* [SET PROBLEM]
Copy out the following data word for word, from the line with "For every button, label, input, icon, or" up to and including the line with "toolbar-row-formatting [21,21,883,59]".

[Recorded data]
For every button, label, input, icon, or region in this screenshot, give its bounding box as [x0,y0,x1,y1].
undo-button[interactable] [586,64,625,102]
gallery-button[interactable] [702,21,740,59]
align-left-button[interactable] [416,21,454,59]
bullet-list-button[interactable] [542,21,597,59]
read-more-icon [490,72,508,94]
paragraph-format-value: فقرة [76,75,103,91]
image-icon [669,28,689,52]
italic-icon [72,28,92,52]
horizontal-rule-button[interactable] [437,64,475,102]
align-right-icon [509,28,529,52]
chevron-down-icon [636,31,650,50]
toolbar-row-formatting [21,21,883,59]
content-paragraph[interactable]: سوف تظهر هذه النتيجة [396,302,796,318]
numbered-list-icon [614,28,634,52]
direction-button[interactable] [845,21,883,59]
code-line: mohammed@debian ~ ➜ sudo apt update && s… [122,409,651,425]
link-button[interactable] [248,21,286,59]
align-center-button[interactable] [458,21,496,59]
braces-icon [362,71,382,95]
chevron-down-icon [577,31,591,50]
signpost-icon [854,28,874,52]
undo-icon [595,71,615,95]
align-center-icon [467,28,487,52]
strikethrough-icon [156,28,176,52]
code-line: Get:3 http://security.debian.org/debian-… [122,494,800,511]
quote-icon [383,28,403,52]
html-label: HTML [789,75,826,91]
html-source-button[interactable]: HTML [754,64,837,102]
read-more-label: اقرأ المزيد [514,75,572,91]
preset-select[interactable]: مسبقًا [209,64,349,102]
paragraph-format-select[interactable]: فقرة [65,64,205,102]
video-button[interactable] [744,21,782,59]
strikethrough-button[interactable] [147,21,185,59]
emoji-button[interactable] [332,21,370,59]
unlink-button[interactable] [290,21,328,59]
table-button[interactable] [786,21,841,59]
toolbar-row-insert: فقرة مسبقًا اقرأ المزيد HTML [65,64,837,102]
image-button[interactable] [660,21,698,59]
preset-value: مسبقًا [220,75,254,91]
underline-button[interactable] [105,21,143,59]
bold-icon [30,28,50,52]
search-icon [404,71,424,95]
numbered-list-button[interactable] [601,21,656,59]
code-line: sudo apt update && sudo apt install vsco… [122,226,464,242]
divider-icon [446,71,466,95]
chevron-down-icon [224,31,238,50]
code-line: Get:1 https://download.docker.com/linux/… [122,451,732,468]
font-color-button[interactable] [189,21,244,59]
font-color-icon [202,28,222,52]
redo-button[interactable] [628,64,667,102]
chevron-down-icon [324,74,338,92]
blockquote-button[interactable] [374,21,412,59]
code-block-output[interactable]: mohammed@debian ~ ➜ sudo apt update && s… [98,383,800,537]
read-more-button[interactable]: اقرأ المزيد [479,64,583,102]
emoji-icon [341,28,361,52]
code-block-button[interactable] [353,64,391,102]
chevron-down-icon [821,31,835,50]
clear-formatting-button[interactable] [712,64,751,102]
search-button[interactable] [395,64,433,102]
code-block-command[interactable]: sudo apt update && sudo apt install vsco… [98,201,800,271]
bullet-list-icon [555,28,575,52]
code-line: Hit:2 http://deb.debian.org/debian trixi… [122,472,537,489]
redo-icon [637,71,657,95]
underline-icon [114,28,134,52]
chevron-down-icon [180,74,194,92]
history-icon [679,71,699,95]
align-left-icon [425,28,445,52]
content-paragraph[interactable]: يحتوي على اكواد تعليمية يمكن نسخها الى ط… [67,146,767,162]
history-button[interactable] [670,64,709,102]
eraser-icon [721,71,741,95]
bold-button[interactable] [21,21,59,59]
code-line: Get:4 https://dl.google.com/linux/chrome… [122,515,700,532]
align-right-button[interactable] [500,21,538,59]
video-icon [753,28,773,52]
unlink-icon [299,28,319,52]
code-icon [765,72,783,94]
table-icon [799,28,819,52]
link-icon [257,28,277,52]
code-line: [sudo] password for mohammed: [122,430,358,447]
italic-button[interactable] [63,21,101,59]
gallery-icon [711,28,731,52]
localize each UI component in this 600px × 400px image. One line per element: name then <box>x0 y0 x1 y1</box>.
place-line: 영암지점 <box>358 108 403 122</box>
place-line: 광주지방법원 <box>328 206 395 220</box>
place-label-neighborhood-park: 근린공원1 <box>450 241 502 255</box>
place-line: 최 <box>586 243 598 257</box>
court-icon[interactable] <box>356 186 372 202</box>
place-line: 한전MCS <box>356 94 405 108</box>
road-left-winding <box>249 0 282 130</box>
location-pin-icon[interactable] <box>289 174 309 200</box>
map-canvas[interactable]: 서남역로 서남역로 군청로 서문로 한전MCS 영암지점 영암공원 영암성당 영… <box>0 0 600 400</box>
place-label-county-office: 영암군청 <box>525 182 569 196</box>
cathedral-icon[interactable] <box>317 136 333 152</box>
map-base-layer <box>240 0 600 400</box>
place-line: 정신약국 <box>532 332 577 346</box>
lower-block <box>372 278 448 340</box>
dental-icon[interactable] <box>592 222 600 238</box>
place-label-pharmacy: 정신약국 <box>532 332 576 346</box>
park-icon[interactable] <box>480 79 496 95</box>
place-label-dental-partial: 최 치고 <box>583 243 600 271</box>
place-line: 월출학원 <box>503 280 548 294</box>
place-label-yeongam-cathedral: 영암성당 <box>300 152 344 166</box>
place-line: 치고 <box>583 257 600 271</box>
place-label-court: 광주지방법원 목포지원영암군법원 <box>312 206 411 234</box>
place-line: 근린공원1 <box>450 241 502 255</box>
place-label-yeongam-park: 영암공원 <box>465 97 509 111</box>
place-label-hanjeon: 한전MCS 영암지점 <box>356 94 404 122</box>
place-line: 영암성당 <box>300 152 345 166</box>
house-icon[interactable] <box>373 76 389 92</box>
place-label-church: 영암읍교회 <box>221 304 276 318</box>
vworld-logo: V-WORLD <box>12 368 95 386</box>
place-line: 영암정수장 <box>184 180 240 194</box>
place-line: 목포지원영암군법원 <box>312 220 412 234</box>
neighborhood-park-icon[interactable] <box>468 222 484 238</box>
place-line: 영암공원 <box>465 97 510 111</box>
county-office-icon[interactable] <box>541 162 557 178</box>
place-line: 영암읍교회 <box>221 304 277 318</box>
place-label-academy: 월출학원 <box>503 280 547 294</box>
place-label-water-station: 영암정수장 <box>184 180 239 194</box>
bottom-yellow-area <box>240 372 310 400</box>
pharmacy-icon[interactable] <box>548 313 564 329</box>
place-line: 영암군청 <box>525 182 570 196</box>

* * *

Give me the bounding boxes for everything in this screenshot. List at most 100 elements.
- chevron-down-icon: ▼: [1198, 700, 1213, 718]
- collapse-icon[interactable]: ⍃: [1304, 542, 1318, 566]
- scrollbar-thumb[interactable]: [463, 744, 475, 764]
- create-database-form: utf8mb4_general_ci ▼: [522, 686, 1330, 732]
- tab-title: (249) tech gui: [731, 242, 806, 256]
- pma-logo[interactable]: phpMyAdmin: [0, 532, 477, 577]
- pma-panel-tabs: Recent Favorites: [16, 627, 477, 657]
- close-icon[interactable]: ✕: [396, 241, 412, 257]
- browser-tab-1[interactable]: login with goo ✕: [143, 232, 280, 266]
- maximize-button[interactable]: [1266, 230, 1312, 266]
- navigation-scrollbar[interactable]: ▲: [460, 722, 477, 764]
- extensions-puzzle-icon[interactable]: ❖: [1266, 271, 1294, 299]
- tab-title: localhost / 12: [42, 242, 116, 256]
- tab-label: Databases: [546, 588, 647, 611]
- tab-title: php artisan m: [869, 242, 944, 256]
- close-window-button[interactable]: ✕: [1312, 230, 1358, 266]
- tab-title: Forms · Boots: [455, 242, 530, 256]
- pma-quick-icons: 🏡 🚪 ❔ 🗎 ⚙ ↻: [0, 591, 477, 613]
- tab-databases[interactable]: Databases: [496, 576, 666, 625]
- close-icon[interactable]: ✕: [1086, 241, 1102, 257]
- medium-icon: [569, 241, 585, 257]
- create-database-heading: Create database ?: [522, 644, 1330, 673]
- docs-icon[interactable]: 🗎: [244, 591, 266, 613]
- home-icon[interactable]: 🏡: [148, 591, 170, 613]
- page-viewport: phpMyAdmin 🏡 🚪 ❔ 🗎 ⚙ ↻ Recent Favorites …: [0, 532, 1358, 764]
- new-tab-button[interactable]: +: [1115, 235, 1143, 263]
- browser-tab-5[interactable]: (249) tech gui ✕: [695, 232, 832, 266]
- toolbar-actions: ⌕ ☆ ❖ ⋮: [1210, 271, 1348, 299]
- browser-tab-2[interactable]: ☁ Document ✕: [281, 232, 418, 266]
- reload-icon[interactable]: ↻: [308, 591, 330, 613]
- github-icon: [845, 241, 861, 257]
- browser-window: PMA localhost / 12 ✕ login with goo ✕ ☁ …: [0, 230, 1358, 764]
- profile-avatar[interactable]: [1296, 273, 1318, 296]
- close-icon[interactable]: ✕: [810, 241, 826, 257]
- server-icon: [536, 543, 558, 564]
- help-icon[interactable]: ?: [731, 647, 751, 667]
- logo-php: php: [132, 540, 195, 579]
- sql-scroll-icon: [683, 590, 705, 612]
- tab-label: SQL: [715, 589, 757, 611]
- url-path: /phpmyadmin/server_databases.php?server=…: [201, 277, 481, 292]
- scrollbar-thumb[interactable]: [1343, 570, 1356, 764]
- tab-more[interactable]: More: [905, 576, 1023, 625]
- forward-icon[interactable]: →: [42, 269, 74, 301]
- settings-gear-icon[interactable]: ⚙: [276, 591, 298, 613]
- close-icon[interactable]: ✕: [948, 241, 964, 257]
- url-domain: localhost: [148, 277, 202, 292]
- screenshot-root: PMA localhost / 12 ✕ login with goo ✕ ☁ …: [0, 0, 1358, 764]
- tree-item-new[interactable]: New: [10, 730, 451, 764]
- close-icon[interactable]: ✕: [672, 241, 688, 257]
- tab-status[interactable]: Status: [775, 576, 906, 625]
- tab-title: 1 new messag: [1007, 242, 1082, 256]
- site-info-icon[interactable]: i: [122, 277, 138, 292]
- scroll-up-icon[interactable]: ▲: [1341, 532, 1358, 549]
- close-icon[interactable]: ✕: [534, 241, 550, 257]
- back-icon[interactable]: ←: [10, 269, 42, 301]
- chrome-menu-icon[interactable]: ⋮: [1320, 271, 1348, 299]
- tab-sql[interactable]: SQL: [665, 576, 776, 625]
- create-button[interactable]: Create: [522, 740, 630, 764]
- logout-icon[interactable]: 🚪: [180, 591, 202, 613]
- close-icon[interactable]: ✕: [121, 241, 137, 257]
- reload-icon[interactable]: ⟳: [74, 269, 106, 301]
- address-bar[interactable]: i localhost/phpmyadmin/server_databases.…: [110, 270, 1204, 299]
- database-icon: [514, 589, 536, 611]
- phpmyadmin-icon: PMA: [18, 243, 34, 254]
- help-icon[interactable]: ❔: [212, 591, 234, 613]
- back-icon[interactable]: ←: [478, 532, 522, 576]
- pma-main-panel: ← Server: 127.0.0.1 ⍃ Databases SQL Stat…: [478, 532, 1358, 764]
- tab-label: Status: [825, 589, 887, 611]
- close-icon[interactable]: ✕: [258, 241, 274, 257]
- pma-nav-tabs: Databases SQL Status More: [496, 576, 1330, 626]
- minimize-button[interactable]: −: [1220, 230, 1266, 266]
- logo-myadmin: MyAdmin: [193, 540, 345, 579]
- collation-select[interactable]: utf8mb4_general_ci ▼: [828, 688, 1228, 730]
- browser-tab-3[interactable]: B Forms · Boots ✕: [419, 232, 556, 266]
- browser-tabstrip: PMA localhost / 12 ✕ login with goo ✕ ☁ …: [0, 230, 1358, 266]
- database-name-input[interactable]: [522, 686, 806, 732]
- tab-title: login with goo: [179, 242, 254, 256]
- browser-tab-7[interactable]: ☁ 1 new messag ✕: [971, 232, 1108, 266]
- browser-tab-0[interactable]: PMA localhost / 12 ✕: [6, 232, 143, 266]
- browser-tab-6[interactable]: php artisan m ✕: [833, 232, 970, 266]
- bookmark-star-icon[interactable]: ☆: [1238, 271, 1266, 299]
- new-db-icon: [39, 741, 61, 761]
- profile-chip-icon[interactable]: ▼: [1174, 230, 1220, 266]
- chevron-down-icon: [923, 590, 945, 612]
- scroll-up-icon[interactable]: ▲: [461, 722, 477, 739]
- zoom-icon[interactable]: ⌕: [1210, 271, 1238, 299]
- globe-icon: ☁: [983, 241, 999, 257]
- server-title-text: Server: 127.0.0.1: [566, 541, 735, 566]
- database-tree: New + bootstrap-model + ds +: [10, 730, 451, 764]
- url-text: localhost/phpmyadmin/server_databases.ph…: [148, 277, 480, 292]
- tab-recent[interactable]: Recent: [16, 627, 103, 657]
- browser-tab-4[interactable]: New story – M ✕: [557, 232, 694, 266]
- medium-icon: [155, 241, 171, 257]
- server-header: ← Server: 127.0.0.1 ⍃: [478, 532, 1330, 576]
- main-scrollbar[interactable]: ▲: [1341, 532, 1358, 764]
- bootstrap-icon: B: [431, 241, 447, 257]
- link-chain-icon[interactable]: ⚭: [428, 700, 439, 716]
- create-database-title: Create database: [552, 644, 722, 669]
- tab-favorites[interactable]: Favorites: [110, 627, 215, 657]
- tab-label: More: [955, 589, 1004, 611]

* [ANSWER TO THIS PROBLEM]
For every button, label, input, icon, or region in this screenshot, give its bounding box as [x0,y0,x1,y1].
undo-button[interactable] [586,64,625,102]
gallery-button[interactable] [702,21,740,59]
align-left-button[interactable] [416,21,454,59]
bullet-list-button[interactable] [542,21,597,59]
read-more-icon [490,72,508,94]
paragraph-format-value: فقرة [76,75,103,91]
image-icon [669,28,689,52]
italic-icon [72,28,92,52]
horizontal-rule-button[interactable] [437,64,475,102]
align-right-icon [509,28,529,52]
chevron-down-icon [636,31,650,50]
toolbar-row-formatting [21,21,883,59]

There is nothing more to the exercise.